* Begin Extracted information *
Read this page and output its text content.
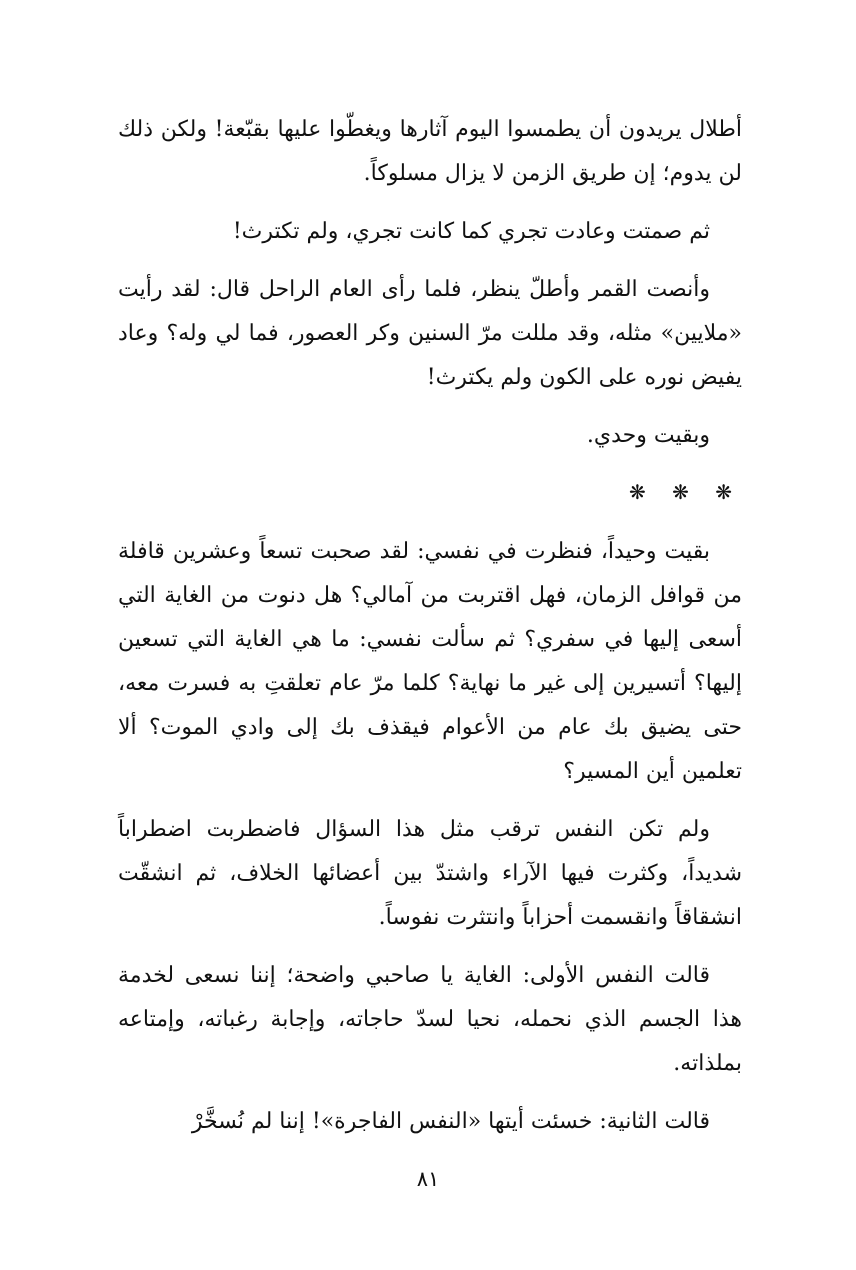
أطلال يريدون أن يطمسوا اليوم آثارها ويغطّوا عليها بقبّعة! ولكن ذلك لن يدوم؛ إن طريق الزمن لا يزال مسلوكاً.

ثم صمتت وعادت تجري كما كانت تجري، ولم تكترث!

وأنصت القمر وأطلّ ينظر، فلما رأى العام الراحل قال: لقد رأيت «ملايين» مثله، وقد مللت مرّ السنين وكر العصور، فما لي وله؟ وعاد يفيض نوره على الكون ولم يكترث!

وبقيت وحدي.

❋ ❋ ❋

بقيت وحيداً، فنظرت في نفسي: لقد صحبت تسعاً وعشرين قافلة من قوافل الزمان، فهل اقتربت من آمالي؟ هل دنوت من الغاية التي أسعى إليها في سفري؟ ثم سألت نفسي: ما هي الغاية التي تسعين إليها؟ أتسيرين إلى غير ما نهاية؟ كلما مرّ عام تعلقتِ به فسرت معه، حتى يضيق بك عام من الأعوام فيقذف بك إلى وادي الموت؟ ألا تعلمين أين المسير؟

ولم تكن النفس ترقب مثل هذا السؤال فاضطربت اضطراباً شديداً، وكثرت فيها الآراء واشتدّ بين أعضائها الخلاف، ثم انشقّت انشقاقاً وانقسمت أحزاباً وانتثرت نفوساً.

قالت النفس الأولى: الغاية يا صاحبي واضحة؛ إننا نسعى لخدمة هذا الجسم الذي نحمله، نحيا لسدّ حاجاته، وإجابة رغباته، وإمتاعه بملذاته.

قالت الثانية: خسئت أيتها «النفس الفاجرة»! إننا لم نُسخَّرْ

٨١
* End Extracted information *
■ Request ■
Write the entries above out again exactly, but not the pictures.

■ Completed task ■
Read this page and output its text content.
أطلال يريدون أن يطمسوا اليوم آثارها ويغطّوا عليها بقبّعة! ولكن ذلك لن يدوم؛ إن طريق الزمن لا يزال مسلوكاً.

ثم صمتت وعادت تجري كما كانت تجري، ولم تكترث!

وأنصت القمر وأطلّ ينظر، فلما رأى العام الراحل قال: لقد رأيت «ملايين» مثله، وقد مللت مرّ السنين وكر العصور، فما لي وله؟ وعاد يفيض نوره على الكون ولم يكترث!

وبقيت وحدي.

❋ ❋ ❋

بقيت وحيداً، فنظرت في نفسي: لقد صحبت تسعاً وعشرين قافلة من قوافل الزمان، فهل اقتربت من آمالي؟ هل دنوت من الغاية التي أسعى إليها في سفري؟ ثم سألت نفسي: ما هي الغاية التي تسعين إليها؟ أتسيرين إلى غير ما نهاية؟ كلما مرّ عام تعلقتِ به فسرت معه، حتى يضيق بك عام من الأعوام فيقذف بك إلى وادي الموت؟ ألا تعلمين أين المسير؟

ولم تكن النفس ترقب مثل هذا السؤال فاضطربت اضطراباً شديداً، وكثرت فيها الآراء واشتدّ بين أعضائها الخلاف، ثم انشقّت انشقاقاً وانقسمت أحزاباً وانتثرت نفوساً.

قالت النفس الأولى: الغاية يا صاحبي واضحة؛ إننا نسعى لخدمة هذا الجسم الذي نحمله، نحيا لسدّ حاجاته، وإجابة رغباته، وإمتاعه بملذاته.

قالت الثانية: خسئت أيتها «النفس الفاجرة»! إننا لم نُسخَّرْ

٨١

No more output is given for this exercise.